STATED GOAL: Transcribe the data in full and exactly, omitting any pictures.

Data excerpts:
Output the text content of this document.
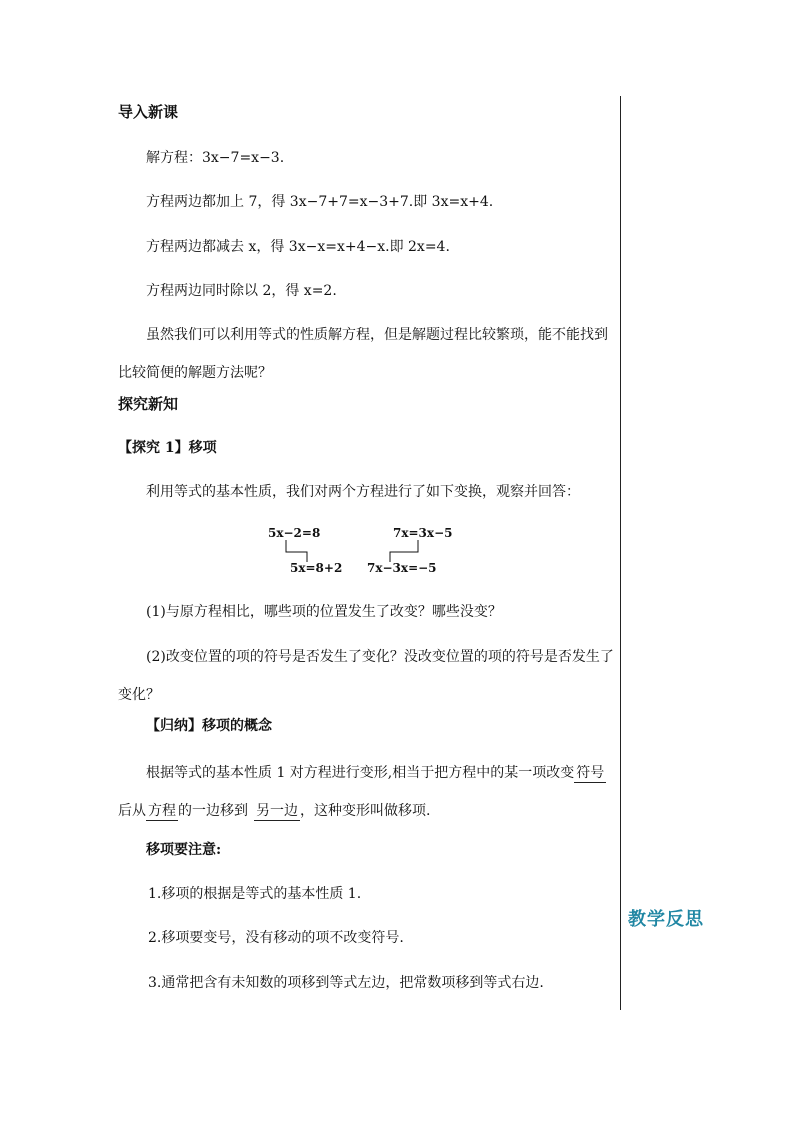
导入新课
解方程：3x−7=x−3.
方程两边都加上 7，得 3x−7+7=x−3+7.即 3x=x+4.
方程两边都减去 x，得 3x−x=x+4−x.即 2x=4.
方程两边同时除以 2，得 x=2.
虽然我们可以利用等式的性质解方程，但是解题过程比较繁琐，能不能找到比较简便的解题方法呢？
探究新知
【探究 1】移项
利用等式的基本性质，我们对两个方程进行了如下变换，观察并回答：
5x−2=8
5x=8+2
7x=3x−5
7x−3x=−5
(1)与原方程相比，哪些项的位置发生了改变？哪些没变？
(2)改变位置的项的符号是否发生了变化？没改变位置的项的符号是否发生了变化？
【归纳】移项的概念
根据等式的基本性质 1 对方程进行变形,相当于把方程中的某一项改变 符号后从 方程 的一边移到 另一边 ，这种变形叫做移项.
移项要注意:
1.移项的根据是等式的基本性质 1.
2.移项要变号，没有移动的项不改变符号.
3.通常把含有未知数的项移到等式左边，把常数项移到等式右边.
教学反思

WRITTEN ANSWER:
Output the text content of this document.
导入新课
解方程：3x−7=x−3.
方程两边都加上 7，得 3x−7+7=x−3+7.即 3x=x+4.
方程两边都减去 x，得 3x−x=x+4−x.即 2x=4.
方程两边同时除以 2，得 x=2.
虽然我们可以利用等式的性质解方程，但是解题过程比较繁琐，能不能找到比较简便的解题方法呢？
探究新知
【探究 1】移项
利用等式的基本性质，我们对两个方程进行了如下变换，观察并回答：
5x−2=8
5x=8+2
7x=3x−5
7x−3x=−5
(1)与原方程相比，哪些项的位置发生了改变？哪些没变？
(2)改变位置的项的符号是否发生了变化？没改变位置的项的符号是否发生了变化？
【归纳】移项的概念
根据等式的基本性质 1 对方程进行变形,相当于把方程中的某一项改变 符号后从 方程 的一边移到 另一边 ，这种变形叫做移项.
移项要注意:
1.移项的根据是等式的基本性质 1.
2.移项要变号，没有移动的项不改变符号.
3.通常把含有未知数的项移到等式左边，把常数项移到等式右边.
教学反思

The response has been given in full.